• Records provided
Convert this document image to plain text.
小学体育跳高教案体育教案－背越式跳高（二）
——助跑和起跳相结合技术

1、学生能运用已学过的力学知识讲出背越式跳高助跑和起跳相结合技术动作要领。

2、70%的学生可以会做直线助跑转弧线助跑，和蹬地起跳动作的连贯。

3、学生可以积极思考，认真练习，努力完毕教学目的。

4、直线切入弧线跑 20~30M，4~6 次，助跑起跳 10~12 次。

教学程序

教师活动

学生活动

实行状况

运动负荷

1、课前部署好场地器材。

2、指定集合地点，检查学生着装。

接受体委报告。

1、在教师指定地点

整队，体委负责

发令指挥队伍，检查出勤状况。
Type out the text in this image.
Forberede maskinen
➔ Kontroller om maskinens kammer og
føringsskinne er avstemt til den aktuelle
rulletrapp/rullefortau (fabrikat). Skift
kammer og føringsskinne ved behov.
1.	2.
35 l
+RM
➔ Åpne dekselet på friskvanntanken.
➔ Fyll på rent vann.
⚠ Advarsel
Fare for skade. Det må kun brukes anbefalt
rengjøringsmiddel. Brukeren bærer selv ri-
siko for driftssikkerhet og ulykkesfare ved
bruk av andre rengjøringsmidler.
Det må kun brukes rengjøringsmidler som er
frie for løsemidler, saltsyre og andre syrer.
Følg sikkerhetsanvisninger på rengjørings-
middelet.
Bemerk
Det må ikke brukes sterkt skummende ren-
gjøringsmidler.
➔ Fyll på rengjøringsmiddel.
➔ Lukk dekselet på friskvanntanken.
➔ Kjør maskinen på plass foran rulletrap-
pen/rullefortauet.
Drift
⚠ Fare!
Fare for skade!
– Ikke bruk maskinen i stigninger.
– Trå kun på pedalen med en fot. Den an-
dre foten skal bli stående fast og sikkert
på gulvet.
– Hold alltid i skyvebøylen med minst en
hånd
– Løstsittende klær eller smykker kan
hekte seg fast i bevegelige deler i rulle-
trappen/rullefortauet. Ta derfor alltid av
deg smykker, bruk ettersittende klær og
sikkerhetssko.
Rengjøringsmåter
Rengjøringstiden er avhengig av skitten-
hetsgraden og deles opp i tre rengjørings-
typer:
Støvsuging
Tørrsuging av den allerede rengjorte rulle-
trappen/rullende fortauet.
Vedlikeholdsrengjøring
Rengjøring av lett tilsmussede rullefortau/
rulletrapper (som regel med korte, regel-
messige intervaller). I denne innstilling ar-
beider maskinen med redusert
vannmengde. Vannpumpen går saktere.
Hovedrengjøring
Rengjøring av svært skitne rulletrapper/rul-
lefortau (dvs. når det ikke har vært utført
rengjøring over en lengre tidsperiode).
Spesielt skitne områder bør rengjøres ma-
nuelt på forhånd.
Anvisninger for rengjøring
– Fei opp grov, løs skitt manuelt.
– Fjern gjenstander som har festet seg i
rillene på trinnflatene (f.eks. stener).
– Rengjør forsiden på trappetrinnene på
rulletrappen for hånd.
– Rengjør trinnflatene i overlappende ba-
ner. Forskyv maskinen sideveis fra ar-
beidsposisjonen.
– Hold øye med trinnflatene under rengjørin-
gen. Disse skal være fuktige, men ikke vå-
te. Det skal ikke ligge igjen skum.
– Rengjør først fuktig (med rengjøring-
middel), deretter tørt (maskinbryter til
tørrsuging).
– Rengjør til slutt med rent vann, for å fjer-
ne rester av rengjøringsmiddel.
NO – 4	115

• Work to complete
For this exercise, gather every line of the data that contains the word "klær".

• The answer
– Løstsittende klær eller smykker kan
deg smykker, bruk ettersittende klær og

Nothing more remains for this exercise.